### Problem details:
Only a number is wanted: how many lines in the listing contain the word "palmar"?

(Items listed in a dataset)
______
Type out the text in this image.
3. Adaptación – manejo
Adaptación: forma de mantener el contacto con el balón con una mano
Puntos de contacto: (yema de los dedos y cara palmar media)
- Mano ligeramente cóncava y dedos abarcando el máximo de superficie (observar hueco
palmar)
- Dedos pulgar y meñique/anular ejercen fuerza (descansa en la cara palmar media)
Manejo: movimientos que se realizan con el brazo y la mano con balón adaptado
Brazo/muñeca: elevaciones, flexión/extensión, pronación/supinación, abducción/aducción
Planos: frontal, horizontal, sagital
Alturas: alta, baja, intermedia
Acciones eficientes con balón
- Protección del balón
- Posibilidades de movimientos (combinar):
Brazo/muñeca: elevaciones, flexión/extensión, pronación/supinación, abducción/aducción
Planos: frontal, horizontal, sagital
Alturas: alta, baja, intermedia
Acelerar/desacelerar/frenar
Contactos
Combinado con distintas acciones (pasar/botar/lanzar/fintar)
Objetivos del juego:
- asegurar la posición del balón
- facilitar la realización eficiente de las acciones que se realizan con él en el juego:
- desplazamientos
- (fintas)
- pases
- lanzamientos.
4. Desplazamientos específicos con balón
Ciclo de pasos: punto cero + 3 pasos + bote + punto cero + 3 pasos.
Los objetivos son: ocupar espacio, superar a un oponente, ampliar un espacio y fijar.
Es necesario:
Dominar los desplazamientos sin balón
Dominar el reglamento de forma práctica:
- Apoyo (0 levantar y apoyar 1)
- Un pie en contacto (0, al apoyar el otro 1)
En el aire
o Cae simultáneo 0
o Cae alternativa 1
______
### Solved problem:
3